[Data entries for graphics]
= = = = = = =

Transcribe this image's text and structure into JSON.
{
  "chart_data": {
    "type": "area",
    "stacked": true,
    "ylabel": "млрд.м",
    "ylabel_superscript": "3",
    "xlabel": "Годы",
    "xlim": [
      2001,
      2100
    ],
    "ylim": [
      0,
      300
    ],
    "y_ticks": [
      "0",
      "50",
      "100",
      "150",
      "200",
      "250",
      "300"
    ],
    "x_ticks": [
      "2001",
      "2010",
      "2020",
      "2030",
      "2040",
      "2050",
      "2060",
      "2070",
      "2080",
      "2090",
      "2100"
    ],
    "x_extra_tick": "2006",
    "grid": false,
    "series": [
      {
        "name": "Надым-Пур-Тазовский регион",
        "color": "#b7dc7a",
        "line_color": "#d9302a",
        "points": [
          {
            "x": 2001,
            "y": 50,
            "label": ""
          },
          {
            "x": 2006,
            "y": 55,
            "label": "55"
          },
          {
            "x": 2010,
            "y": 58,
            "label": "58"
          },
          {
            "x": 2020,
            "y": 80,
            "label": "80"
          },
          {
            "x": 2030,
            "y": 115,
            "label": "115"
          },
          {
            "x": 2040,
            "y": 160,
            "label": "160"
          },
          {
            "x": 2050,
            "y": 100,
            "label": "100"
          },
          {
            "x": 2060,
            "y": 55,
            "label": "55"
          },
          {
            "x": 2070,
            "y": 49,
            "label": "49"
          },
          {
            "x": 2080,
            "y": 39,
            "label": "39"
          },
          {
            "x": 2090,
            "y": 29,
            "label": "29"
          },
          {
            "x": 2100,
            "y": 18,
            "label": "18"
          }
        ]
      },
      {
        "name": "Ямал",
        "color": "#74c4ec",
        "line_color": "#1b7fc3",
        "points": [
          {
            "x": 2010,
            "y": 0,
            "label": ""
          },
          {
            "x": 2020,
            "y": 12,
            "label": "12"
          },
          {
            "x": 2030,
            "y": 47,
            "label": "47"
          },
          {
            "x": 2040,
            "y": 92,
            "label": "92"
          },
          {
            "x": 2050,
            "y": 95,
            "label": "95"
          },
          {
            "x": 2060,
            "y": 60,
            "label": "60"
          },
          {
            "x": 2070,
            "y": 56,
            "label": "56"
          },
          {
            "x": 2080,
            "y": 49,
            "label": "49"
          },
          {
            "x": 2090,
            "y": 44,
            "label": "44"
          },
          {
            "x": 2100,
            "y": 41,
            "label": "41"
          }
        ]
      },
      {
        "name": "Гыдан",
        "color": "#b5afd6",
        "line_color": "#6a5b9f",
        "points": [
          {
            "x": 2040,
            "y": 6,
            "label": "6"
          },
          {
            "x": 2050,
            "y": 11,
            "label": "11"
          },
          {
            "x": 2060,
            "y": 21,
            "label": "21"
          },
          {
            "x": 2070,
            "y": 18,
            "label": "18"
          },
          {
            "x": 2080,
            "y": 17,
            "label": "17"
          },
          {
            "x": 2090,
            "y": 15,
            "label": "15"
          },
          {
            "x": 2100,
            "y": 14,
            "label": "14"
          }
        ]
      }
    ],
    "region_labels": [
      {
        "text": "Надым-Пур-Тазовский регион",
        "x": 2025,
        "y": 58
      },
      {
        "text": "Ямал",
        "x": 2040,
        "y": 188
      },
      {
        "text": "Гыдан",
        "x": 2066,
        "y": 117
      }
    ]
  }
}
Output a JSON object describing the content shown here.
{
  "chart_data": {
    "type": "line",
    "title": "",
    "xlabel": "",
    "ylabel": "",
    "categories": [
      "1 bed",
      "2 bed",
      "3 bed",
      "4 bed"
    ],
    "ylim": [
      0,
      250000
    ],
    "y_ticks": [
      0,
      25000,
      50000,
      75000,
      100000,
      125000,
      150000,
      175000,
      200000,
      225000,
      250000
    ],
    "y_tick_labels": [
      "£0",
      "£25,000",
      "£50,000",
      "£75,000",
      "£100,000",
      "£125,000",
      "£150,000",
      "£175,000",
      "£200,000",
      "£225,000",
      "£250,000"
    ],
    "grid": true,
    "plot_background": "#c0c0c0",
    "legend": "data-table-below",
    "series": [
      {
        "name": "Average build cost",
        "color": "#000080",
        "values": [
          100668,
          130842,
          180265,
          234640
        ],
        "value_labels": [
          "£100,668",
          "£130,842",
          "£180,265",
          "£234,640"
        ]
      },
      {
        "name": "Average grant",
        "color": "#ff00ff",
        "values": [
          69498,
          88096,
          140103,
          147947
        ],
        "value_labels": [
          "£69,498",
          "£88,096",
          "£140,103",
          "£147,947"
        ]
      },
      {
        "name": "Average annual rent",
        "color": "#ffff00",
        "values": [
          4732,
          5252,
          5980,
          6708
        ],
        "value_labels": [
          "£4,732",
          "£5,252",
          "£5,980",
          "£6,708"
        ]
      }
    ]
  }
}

= = = = = = =

Task to complete -
Give solely the number of lines in the data that contain the string "JSON".

Reply -
2